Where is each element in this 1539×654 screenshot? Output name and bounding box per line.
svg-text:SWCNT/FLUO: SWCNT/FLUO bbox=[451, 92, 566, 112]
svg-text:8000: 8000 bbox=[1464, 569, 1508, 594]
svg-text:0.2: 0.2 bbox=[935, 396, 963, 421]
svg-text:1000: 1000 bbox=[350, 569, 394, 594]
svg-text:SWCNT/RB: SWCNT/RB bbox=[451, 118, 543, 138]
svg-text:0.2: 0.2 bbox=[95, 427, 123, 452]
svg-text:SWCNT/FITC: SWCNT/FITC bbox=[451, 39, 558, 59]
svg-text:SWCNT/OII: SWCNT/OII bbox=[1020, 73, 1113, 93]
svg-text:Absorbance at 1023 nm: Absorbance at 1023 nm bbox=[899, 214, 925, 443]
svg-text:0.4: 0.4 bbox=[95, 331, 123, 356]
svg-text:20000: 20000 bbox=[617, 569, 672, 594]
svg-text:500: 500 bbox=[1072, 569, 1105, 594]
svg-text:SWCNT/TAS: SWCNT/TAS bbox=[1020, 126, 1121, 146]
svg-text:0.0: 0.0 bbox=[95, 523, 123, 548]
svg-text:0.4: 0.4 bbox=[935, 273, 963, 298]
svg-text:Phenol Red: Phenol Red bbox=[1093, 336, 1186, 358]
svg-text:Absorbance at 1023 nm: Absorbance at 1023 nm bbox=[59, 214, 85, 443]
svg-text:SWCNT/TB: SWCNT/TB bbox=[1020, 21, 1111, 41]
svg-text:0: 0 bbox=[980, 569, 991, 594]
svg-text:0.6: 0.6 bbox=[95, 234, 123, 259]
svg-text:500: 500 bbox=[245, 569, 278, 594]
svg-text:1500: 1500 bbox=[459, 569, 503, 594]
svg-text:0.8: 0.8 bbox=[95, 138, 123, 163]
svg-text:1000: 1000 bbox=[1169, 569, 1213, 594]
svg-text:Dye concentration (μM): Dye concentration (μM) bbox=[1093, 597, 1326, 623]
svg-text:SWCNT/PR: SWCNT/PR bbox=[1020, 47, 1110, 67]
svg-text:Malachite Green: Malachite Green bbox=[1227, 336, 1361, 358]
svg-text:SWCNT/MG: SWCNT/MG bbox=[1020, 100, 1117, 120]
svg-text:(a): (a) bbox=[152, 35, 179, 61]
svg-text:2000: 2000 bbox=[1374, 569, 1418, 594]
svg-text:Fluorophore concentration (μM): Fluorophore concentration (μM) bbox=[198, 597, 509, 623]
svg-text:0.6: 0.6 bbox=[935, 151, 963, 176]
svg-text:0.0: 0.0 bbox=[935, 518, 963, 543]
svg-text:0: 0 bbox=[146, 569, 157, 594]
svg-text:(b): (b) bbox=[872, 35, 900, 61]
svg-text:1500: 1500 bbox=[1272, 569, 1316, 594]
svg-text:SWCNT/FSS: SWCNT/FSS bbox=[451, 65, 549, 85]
★ ★ ★ ★ ★ ★ ★
WHAT YOU WILL DO
Pick out every line in the records above that contains the word "concentration" and copy each of those lines.

COMPLETE RESPONSE
svg-text:Dye concentration (μM): Dye concentration (μM) bbox=[1093, 597, 1326, 623]
svg-text:Fluorophore concentration (μM): Fluorophore concentration (μM) bbox=[198, 597, 509, 623]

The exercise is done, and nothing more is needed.